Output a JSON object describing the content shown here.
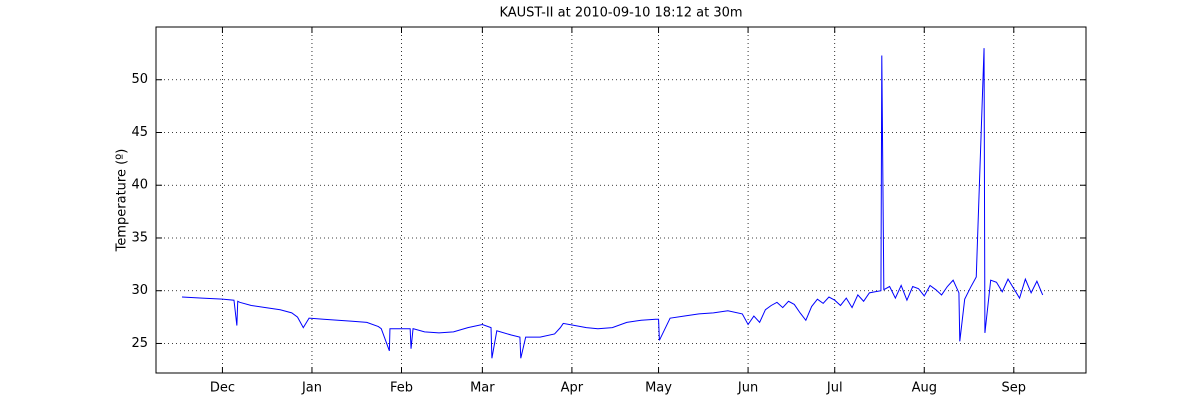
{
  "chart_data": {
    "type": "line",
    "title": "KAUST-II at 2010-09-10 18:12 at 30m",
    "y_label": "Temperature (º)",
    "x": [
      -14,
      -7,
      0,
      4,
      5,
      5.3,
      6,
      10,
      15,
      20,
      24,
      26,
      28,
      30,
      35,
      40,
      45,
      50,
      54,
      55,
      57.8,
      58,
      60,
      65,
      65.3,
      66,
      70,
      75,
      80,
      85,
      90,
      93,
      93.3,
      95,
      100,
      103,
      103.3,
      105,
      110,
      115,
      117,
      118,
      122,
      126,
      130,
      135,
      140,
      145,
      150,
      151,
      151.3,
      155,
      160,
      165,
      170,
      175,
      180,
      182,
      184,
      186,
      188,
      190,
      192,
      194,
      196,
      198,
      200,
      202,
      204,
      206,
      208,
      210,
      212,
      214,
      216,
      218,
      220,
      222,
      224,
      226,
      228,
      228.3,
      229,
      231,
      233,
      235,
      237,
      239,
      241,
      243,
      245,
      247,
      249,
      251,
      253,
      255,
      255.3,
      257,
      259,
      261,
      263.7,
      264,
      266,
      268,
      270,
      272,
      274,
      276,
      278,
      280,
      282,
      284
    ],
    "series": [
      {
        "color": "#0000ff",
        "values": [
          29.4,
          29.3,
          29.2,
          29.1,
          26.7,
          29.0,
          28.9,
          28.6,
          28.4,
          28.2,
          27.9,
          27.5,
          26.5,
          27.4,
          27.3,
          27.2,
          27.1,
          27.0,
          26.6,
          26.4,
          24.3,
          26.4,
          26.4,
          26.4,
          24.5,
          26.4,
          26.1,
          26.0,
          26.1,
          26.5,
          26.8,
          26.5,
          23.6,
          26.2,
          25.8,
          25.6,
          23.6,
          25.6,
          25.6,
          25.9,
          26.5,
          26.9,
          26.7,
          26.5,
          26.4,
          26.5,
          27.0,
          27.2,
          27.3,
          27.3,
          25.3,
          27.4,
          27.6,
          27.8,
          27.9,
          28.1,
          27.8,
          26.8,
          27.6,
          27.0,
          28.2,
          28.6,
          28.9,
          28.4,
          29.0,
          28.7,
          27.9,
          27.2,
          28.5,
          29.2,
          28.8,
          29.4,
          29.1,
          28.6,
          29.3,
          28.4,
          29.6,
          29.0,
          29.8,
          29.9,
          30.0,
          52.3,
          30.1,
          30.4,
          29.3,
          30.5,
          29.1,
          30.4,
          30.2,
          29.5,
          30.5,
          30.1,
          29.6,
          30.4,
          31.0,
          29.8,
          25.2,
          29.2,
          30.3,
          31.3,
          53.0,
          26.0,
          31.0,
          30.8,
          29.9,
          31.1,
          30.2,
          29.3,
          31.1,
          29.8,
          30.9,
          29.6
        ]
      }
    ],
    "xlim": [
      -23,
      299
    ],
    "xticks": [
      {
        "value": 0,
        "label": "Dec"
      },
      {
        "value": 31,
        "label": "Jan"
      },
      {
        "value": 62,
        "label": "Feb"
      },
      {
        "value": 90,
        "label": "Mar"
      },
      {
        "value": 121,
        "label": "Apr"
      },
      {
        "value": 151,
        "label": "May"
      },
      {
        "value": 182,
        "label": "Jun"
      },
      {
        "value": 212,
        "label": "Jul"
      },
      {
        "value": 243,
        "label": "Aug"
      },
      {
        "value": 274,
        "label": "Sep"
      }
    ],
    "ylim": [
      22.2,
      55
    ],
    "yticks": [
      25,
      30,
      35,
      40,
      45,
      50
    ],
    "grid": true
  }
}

────────────────────────────────────────

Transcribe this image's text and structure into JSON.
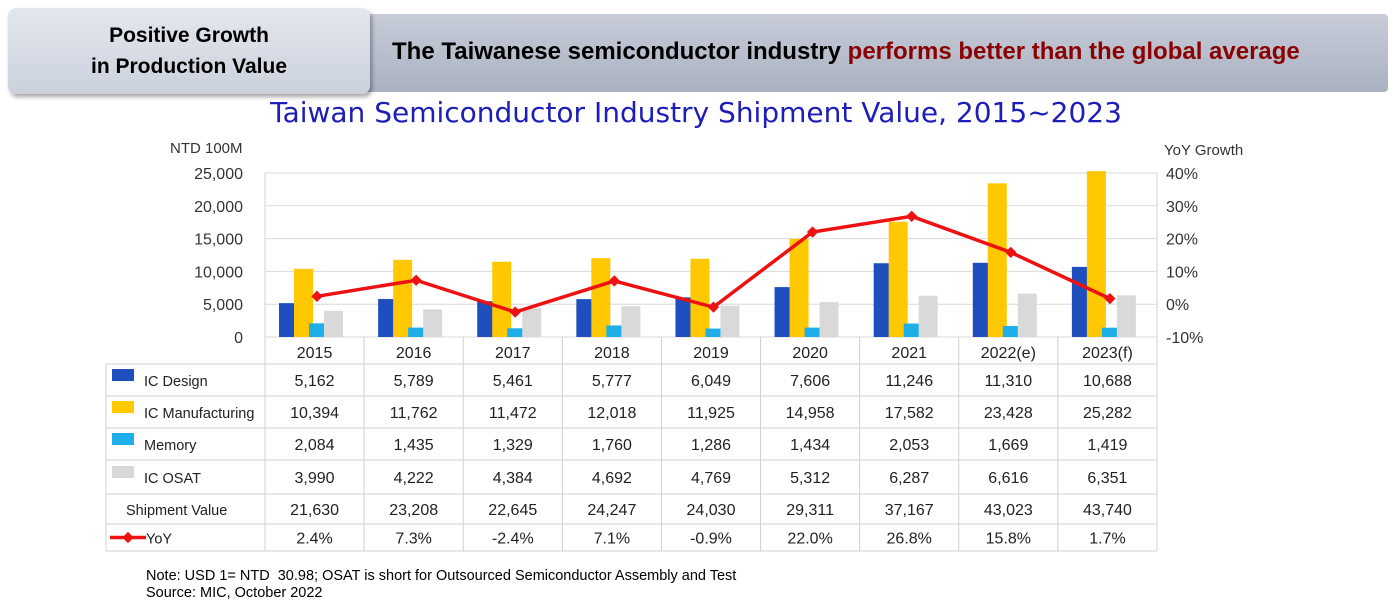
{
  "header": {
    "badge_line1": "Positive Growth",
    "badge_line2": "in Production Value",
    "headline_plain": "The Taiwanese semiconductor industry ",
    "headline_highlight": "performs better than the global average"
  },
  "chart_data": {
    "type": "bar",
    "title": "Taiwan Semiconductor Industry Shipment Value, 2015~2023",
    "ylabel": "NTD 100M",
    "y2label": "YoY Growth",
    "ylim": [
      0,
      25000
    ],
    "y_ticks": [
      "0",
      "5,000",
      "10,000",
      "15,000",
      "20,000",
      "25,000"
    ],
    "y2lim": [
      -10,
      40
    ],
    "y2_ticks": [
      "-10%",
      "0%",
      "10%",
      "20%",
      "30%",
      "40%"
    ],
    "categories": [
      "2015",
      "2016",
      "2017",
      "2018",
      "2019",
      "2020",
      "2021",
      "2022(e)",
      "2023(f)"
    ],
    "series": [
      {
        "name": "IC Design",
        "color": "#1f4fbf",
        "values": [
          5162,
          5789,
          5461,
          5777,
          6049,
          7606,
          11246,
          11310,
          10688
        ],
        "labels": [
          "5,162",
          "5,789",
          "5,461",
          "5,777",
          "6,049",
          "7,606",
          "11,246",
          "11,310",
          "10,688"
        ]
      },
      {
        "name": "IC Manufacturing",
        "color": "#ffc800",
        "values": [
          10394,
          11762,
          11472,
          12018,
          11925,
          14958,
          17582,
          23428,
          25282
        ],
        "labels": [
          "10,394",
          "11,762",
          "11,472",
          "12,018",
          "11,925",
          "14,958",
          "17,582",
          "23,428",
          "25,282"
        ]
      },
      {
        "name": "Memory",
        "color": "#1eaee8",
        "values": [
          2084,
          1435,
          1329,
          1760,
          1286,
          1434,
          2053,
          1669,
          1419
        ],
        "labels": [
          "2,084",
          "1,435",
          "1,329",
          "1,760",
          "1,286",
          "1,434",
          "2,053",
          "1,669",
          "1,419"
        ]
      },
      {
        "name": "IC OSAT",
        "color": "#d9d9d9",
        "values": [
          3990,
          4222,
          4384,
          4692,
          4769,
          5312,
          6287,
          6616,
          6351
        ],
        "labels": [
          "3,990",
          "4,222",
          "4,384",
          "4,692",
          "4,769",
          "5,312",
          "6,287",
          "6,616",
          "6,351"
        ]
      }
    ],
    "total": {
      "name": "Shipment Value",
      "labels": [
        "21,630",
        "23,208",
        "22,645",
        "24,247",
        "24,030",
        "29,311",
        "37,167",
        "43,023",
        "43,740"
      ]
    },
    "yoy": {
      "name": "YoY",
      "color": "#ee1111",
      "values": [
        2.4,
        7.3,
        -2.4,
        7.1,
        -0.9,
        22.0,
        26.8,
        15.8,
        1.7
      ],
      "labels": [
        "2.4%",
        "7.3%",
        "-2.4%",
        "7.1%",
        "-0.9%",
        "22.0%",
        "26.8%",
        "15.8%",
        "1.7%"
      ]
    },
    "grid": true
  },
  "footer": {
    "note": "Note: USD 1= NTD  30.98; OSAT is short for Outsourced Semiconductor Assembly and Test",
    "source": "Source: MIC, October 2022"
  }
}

────────────────────────────────────────

• GIVEN PROBLEM: Gather every line from the entries above where the word "Growth" appears, and copy them.

• WRITTEN REPLY:
    "badge_line1": "Positive Growth",
    "y2label": "YoY Growth",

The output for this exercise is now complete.